:: ACTION ITEM ::
Scan the entries for the word "select". Every line that has it should be copied.

:: RAW DATA ::
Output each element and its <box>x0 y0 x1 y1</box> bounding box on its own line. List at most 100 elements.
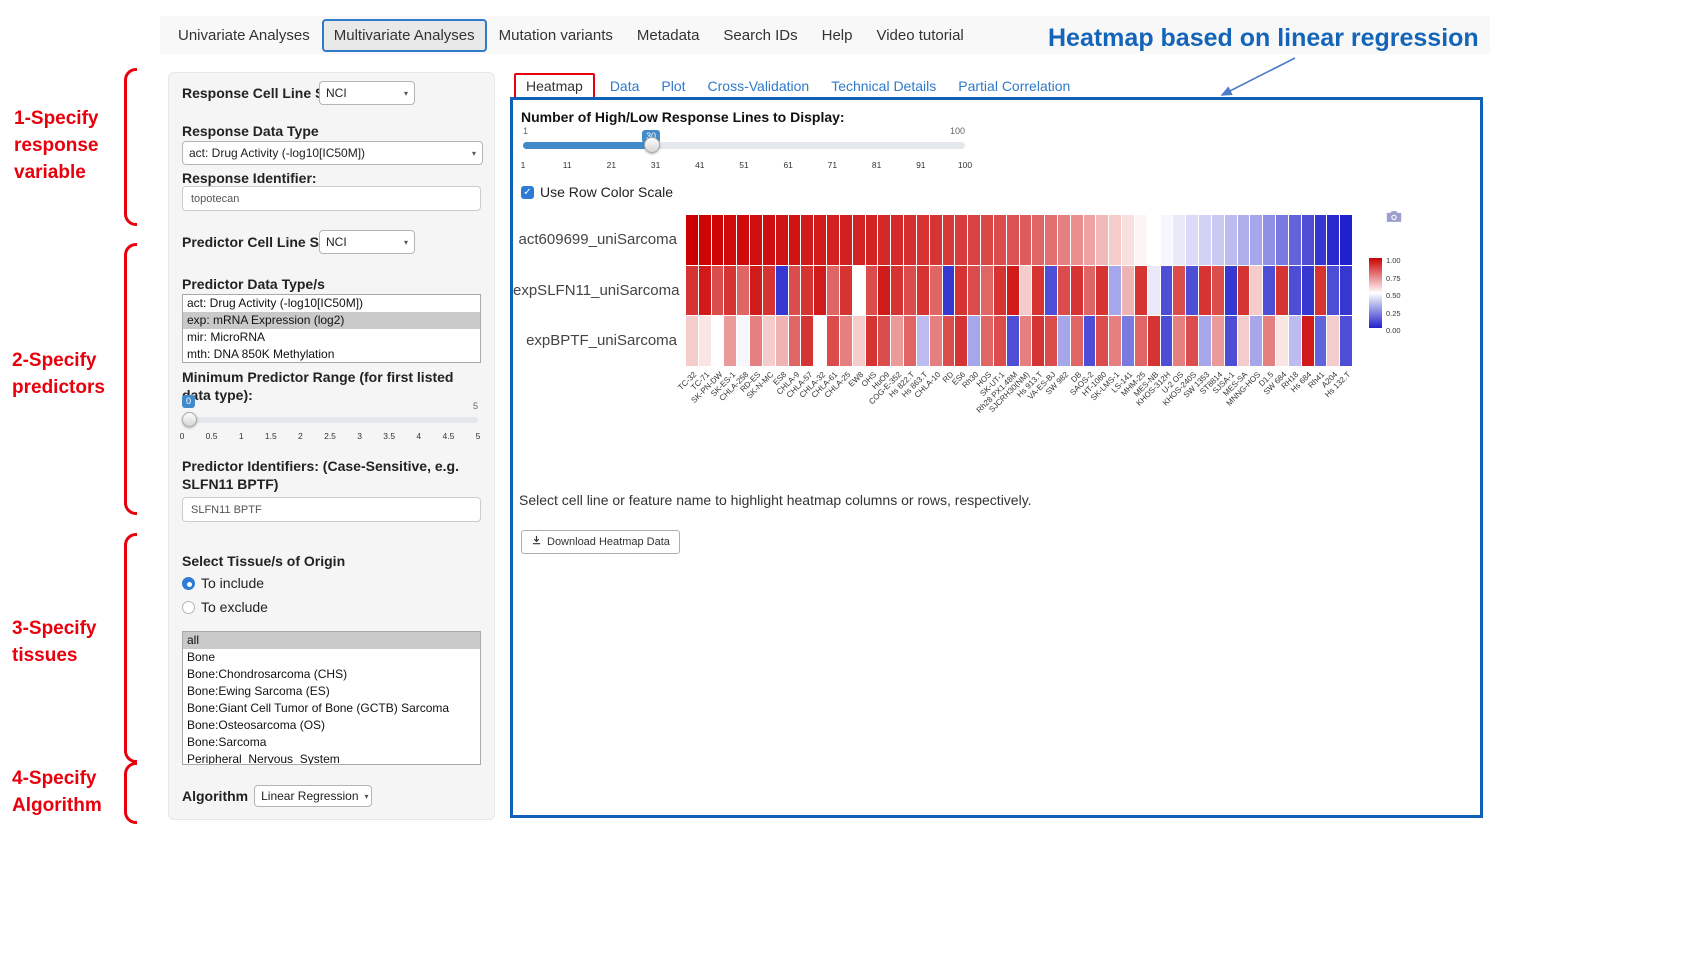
tissue-listbox[interactable]: allBoneBone:Chondrosarcoma (CHS)Bone:Ewi… <box>182 631 481 765</box>
tab-cross-validation[interactable]: Cross-Validation <box>697 74 821 98</box>
min-range-handle[interactable] <box>182 412 197 427</box>
tab-technical-details[interactable]: Technical Details <box>820 74 947 98</box>
heatmap-row-label-act609699-unisarcoma[interactable]: act609699_uniSarcoma <box>513 231 677 248</box>
heatmap-row-label-expbptf-unisarcoma[interactable]: expBPTF_uniSarcoma <box>513 332 677 349</box>
min-range-track[interactable] <box>182 417 478 423</box>
response-identifier-label: Response Identifier: <box>182 170 317 188</box>
tab-plot[interactable]: Plot <box>650 74 696 98</box>
predictor-data-type-option-act-drug-activity-log10-ic50m[interactable]: act: Drug Activity (-log10[IC50M]) <box>183 295 480 312</box>
heatmap-cell <box>1084 266 1096 316</box>
heatmap-cell <box>1096 316 1108 366</box>
heatmap-cell <box>1071 215 1083 265</box>
heatmap-cell <box>1173 266 1185 316</box>
colorbar-tick-label: 1.00 <box>1386 256 1401 265</box>
page: Univariate AnalysesMultivariate Analyses… <box>0 0 1700 956</box>
heatmap-cell <box>1032 316 1044 366</box>
heatmap-cell <box>1302 215 1314 265</box>
algorithm-select[interactable]: Linear Regression ▾ <box>254 785 372 807</box>
lines-slider-handle[interactable] <box>644 137 660 153</box>
heatmap-cell <box>1225 266 1237 316</box>
annotation-bracket-2 <box>124 243 137 515</box>
heatmap-row-label-expslfn11-unisarcoma[interactable]: expSLFN11_uniSarcoma <box>513 282 677 299</box>
heatmap-cell <box>943 266 955 316</box>
heatmap-cell <box>1084 316 1096 366</box>
min-predictor-range-slider[interactable]: 0 5 00.511.522.533.544.55 <box>182 395 478 447</box>
row-color-scale-row[interactable]: ✓ Use Row Color Scale <box>521 184 673 200</box>
heatmap-cell <box>776 266 788 316</box>
tissue-option-bone-chondrosarcoma-chs[interactable]: Bone:Chondrosarcoma (CHS) <box>183 666 480 683</box>
tab-heatmap[interactable]: Heatmap <box>514 73 595 99</box>
heatmap-cell <box>1032 266 1044 316</box>
tissue-radio-to-include[interactable]: To include <box>182 575 268 591</box>
heatmap-cell <box>917 266 929 316</box>
predictor-data-type-option-exp-mrna-expression-log2[interactable]: exp: mRNA Expression (log2) <box>183 312 480 329</box>
tissue-option-bone-osteosarcoma-os[interactable]: Bone:Osteosarcoma (OS) <box>183 717 480 734</box>
nav-tab-search-ids[interactable]: Search IDs <box>711 19 809 52</box>
slider-tick-label: 3 <box>357 431 362 441</box>
heatmap-cell <box>853 266 865 316</box>
predictor-data-type-option-mir-microrna[interactable]: mir: MicroRNA <box>183 329 480 346</box>
heatmap-cell <box>1186 215 1198 265</box>
predictor-identifiers-label: Predictor Identifiers: (Case-Sensitive, … <box>182 458 482 493</box>
heatmap-cell <box>1148 266 1160 316</box>
heatmap-cell <box>1289 266 1301 316</box>
lines-slider[interactable]: 1 100 30 1112131415161718191100 <box>523 126 965 176</box>
predictor-identifiers-input[interactable]: SLFN11 BPTF <box>182 497 481 522</box>
heatmap-cell <box>840 266 852 316</box>
nav-tab-univariate-analyses[interactable]: Univariate Analyses <box>166 19 322 52</box>
heatmap-cell <box>724 316 736 366</box>
tissue-option-peripheral-nervous-system[interactable]: Peripheral_Nervous_System <box>183 751 480 765</box>
nav-tab-mutation-variants[interactable]: Mutation variants <box>487 19 625 52</box>
camera-icon[interactable] <box>1385 210 1403 228</box>
heatmap-cell <box>1276 215 1288 265</box>
heatmap-cell <box>968 266 980 316</box>
tissue-option-bone[interactable]: Bone <box>183 649 480 666</box>
heatmap-cell <box>1020 266 1032 316</box>
heatmap-cell <box>737 215 749 265</box>
heatmap-cell <box>994 215 1006 265</box>
tissue-option-bone-ewing-sarcoma-es[interactable]: Bone:Ewing Sarcoma (ES) <box>183 683 480 700</box>
row-color-scale-checkbox[interactable]: ✓ <box>521 186 534 199</box>
heatmap-cell <box>1071 266 1083 316</box>
heatmap-cell <box>1327 215 1339 265</box>
heatmap-cell <box>1238 266 1250 316</box>
heatmap-cell <box>1302 316 1314 366</box>
tissue-radio-to-exclude[interactable]: To exclude <box>182 599 268 615</box>
tissue-option-all[interactable]: all <box>183 632 480 649</box>
nav-tab-metadata[interactable]: Metadata <box>625 19 712 52</box>
heatmap-cell <box>1250 266 1262 316</box>
tissue-radio-group: To include To exclude <box>182 575 268 615</box>
algorithm-label: Algorithm <box>182 788 248 804</box>
response-identifier-input[interactable]: topotecan <box>182 186 481 211</box>
slider-tick-label: 5 <box>476 431 481 441</box>
heatmap-cell <box>686 215 698 265</box>
tissue-option-bone-giant-cell-tumor-of-bone-gctb-sarcoma[interactable]: Bone:Giant Cell Tumor of Bone (GCTB) Sar… <box>183 700 480 717</box>
predictor-data-types-listbox[interactable]: act: Drug Activity (-log10[IC50M])exp: m… <box>182 294 481 363</box>
heatmap-cell <box>955 316 967 366</box>
tab-data[interactable]: Data <box>599 74 651 98</box>
predictor-data-type-option-mth-dna-850k-methylation[interactable]: mth: DNA 850K Methylation <box>183 346 480 363</box>
nav-tab-help[interactable]: Help <box>810 19 865 52</box>
heatmap-cell <box>1340 316 1352 366</box>
heatmap-cell <box>1276 316 1288 366</box>
heatmap-cell <box>827 215 839 265</box>
lines-slider-min-label: 1 <box>523 126 528 136</box>
slider-tick-label: 2 <box>298 431 303 441</box>
download-heatmap-data-button[interactable]: Download Heatmap Data <box>521 530 680 554</box>
heatmap-cell <box>840 316 852 366</box>
heatmap-cell <box>1122 215 1134 265</box>
tissue-option-bone-sarcoma[interactable]: Bone:Sarcoma <box>183 734 480 751</box>
heatmap-cell <box>866 316 878 366</box>
radio-label: To include <box>201 575 264 591</box>
response-data-type-select[interactable]: act: Drug Activity (-log10[IC50M]) ▾ <box>182 141 483 165</box>
response-cell-line-set-select[interactable]: NCI ▾ <box>319 81 415 105</box>
heatmap-cell <box>1109 266 1121 316</box>
nav-tab-multivariate-analyses[interactable]: Multivariate Analyses <box>322 19 487 52</box>
mini-slider-ticks: 00.511.522.533.544.55 <box>182 431 478 445</box>
tab-partial-correlation[interactable]: Partial Correlation <box>947 74 1081 98</box>
slider-tick-label: 91 <box>916 160 925 170</box>
nav-tab-video-tutorial[interactable]: Video tutorial <box>864 19 975 52</box>
predictor-cell-line-set-select[interactable]: NCI ▾ <box>319 230 415 254</box>
heatmap-cell <box>1071 316 1083 366</box>
slider-tick-label: 1.5 <box>265 431 277 441</box>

:: ANSWER SPACE ::
algorithm-select[interactable]: Linear Regression ▾ <box>254 785 372 807</box>
response-data-type-select[interactable]: act: Drug Activity (-log10[IC50M]) ▾ <box>182 141 483 165</box>
response-cell-line-set-select[interactable]: NCI ▾ <box>319 81 415 105</box>
predictor-cell-line-set-select[interactable]: NCI ▾ <box>319 230 415 254</box>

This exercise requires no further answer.